- [Requirements]: For the data below, report the number of lines that contain the string "text" and nothing else.

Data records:
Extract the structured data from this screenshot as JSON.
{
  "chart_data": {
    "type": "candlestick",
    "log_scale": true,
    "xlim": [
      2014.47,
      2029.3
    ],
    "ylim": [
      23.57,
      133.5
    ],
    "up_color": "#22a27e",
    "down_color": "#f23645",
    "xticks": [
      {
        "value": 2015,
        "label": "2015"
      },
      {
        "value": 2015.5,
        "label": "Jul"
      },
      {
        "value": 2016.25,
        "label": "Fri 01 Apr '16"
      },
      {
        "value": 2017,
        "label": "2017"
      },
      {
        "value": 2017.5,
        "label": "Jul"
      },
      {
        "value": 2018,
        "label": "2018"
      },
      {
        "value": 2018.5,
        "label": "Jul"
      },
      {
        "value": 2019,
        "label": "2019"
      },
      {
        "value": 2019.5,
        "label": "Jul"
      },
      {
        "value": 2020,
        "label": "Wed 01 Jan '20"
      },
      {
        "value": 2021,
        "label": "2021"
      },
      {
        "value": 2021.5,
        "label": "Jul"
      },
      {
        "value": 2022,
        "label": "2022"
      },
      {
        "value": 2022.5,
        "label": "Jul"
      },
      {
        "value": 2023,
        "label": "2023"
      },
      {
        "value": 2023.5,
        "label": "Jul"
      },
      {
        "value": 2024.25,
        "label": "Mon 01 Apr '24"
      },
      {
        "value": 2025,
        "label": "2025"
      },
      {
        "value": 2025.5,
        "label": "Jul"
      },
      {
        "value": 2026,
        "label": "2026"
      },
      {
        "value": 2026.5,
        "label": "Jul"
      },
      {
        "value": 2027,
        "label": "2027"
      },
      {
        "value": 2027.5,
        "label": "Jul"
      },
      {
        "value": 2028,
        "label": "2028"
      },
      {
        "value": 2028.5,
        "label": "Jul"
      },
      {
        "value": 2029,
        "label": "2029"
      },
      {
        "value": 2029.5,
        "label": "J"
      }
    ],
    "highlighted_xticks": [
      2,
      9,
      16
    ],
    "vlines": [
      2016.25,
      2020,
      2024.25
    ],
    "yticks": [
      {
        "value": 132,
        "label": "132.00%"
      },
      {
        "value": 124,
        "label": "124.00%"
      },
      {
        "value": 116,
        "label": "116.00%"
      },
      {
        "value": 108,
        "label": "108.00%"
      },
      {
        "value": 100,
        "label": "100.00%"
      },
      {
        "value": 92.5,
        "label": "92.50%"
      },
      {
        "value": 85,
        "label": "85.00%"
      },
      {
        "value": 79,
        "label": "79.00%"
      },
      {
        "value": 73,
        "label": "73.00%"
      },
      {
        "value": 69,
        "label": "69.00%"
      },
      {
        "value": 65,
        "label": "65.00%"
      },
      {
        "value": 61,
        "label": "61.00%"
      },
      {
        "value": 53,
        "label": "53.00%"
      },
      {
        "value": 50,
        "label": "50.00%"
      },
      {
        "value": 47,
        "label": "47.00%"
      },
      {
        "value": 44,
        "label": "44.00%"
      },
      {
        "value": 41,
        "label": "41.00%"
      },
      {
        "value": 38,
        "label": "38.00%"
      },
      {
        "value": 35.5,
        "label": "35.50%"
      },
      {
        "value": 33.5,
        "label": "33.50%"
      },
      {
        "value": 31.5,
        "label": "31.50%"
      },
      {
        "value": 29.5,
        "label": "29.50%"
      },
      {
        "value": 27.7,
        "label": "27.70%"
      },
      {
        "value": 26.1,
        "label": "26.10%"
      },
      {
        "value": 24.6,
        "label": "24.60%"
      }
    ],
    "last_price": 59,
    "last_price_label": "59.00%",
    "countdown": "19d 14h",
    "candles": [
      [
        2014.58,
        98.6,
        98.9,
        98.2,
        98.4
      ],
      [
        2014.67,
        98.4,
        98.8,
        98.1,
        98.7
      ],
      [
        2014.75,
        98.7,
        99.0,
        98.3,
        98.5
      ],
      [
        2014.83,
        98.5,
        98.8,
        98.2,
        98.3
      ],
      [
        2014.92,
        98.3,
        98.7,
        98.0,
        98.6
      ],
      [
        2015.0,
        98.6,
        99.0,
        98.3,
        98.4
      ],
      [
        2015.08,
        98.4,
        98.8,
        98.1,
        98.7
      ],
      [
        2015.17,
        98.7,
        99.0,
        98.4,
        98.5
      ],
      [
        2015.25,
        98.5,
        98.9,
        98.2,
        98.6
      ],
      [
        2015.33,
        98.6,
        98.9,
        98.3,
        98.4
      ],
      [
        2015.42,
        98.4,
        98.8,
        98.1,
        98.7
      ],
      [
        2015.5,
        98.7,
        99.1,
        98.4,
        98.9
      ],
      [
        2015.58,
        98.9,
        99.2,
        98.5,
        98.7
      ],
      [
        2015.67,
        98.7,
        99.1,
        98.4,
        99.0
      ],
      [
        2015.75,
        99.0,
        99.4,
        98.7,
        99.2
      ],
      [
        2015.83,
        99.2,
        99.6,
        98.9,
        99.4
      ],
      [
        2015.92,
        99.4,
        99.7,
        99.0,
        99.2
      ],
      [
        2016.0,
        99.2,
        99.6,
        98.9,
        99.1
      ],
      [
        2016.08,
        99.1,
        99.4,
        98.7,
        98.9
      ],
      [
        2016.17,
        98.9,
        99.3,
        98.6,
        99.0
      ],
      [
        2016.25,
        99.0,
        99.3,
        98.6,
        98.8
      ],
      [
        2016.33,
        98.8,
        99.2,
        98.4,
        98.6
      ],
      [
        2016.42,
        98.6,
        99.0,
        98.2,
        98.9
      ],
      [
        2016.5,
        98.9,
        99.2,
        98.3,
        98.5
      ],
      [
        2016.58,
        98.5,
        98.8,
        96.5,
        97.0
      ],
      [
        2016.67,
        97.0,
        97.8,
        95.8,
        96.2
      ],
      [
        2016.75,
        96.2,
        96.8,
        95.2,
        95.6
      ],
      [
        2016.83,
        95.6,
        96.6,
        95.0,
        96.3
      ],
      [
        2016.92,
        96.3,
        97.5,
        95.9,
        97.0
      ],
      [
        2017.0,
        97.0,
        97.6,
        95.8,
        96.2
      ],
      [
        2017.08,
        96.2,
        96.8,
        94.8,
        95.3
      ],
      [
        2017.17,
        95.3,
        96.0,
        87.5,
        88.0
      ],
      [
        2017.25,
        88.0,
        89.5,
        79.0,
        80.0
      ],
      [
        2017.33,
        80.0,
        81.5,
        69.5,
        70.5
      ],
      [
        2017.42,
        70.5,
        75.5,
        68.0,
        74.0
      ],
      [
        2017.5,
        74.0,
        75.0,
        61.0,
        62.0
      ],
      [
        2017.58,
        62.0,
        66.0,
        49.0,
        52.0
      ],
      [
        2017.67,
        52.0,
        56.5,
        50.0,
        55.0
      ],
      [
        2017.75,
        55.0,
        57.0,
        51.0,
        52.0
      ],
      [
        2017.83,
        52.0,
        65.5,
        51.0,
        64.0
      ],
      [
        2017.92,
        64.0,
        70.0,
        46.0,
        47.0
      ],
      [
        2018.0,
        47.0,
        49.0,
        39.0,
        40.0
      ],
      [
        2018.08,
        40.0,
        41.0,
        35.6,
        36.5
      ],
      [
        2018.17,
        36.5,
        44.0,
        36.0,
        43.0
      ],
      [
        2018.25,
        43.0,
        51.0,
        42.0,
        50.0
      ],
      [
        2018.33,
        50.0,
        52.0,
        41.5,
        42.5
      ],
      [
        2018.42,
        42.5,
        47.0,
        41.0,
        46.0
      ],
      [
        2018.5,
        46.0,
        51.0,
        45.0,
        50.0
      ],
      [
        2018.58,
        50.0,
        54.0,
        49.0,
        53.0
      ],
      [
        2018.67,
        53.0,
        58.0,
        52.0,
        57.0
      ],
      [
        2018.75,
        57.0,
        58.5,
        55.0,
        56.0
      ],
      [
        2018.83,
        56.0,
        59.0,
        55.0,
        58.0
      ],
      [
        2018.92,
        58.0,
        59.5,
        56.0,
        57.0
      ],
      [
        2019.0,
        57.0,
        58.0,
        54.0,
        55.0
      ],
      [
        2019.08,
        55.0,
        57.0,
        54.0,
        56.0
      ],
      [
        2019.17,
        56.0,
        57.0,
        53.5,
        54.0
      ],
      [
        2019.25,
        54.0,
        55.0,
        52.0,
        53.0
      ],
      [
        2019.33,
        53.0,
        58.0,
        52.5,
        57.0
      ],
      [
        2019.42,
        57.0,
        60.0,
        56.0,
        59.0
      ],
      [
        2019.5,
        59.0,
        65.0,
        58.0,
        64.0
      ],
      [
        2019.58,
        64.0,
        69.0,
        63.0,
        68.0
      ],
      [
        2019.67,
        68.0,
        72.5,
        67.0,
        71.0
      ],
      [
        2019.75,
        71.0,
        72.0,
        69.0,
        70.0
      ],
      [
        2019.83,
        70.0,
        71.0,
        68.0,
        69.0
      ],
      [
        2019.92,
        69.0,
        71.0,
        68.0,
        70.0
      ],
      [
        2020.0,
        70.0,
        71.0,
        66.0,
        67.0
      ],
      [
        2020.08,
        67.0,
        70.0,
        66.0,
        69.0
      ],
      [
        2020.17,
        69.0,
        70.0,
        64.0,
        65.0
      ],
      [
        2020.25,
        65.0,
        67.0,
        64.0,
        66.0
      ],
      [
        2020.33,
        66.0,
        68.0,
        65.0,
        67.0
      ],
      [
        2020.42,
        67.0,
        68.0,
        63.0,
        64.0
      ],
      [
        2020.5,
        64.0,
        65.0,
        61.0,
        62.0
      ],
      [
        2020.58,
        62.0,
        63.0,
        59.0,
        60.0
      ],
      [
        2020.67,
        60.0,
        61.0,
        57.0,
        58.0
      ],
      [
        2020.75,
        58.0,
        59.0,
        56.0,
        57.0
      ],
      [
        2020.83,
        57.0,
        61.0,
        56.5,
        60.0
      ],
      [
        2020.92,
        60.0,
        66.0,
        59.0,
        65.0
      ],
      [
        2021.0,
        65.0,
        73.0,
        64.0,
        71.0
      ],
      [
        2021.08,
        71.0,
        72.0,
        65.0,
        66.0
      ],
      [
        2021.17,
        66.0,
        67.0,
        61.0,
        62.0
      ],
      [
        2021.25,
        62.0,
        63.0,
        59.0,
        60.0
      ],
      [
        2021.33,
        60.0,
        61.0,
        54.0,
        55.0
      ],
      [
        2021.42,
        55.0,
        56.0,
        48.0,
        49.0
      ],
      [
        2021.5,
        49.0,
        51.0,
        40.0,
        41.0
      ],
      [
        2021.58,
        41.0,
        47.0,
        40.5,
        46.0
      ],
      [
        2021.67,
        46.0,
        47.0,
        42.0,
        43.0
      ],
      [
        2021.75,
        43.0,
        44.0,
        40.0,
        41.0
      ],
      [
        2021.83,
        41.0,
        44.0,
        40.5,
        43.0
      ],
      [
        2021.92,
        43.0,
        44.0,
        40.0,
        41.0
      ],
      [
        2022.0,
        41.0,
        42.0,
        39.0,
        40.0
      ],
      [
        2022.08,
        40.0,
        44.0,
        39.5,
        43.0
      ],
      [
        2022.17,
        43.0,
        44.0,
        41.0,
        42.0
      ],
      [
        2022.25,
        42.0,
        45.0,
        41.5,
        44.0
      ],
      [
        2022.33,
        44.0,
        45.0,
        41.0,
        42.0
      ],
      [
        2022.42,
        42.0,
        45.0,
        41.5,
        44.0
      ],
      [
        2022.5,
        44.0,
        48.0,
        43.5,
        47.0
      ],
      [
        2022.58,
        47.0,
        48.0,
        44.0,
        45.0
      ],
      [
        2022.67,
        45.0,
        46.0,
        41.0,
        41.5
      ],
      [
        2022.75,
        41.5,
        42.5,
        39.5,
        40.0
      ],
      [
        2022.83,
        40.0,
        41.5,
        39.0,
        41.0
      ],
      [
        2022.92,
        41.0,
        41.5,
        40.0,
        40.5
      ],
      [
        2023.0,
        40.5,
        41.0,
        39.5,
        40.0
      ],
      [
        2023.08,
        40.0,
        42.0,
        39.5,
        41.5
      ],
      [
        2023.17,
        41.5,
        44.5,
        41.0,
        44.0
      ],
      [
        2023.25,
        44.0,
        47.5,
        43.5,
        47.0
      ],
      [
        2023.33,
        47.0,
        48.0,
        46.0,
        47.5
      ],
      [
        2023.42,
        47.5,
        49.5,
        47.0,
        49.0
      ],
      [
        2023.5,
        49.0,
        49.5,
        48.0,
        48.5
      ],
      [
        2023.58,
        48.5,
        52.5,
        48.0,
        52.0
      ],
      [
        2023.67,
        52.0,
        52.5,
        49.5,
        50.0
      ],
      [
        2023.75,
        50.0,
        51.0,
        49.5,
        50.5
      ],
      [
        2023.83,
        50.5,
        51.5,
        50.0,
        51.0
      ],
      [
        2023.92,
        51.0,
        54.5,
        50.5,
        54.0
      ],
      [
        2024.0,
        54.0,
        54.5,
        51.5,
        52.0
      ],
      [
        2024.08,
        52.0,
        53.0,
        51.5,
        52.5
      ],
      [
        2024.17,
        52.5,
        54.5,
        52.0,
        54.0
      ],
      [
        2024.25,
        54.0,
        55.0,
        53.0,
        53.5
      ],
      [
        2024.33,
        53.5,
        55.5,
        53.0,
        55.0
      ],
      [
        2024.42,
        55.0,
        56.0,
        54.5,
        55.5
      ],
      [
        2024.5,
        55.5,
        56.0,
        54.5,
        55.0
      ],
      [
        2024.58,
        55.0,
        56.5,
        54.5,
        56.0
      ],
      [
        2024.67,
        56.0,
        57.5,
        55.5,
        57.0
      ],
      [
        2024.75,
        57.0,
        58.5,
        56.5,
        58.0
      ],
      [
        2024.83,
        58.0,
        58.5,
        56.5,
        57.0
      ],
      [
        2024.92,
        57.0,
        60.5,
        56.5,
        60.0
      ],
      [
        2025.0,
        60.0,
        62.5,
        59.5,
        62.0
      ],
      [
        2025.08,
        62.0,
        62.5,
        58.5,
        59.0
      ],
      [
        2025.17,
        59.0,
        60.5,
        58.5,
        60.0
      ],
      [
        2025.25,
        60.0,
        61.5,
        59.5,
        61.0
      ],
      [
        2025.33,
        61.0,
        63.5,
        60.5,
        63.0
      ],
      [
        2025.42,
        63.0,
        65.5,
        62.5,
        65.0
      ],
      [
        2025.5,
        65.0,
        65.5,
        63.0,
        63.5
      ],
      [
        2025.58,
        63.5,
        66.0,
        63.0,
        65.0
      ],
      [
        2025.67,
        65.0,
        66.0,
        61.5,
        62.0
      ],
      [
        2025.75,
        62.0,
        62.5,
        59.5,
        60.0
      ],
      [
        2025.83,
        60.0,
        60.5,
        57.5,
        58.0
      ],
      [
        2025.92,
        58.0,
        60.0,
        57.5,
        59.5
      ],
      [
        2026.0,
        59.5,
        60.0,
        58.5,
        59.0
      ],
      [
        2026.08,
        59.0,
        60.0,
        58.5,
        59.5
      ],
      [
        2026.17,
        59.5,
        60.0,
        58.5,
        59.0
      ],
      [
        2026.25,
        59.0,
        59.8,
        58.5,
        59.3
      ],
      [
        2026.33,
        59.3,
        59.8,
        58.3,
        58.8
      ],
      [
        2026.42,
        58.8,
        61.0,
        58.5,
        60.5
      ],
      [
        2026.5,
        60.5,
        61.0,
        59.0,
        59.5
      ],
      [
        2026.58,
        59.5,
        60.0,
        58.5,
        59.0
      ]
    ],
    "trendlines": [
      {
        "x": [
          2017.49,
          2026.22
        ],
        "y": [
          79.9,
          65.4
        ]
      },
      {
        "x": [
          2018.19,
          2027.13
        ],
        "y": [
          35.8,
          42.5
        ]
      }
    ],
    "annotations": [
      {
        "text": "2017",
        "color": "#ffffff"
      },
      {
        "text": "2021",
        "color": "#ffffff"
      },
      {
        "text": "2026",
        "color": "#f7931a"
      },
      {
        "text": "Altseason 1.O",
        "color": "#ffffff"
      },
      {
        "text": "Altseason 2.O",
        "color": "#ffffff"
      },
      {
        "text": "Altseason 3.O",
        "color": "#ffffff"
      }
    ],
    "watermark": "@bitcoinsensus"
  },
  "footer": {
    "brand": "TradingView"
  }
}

- [Complete output]: 6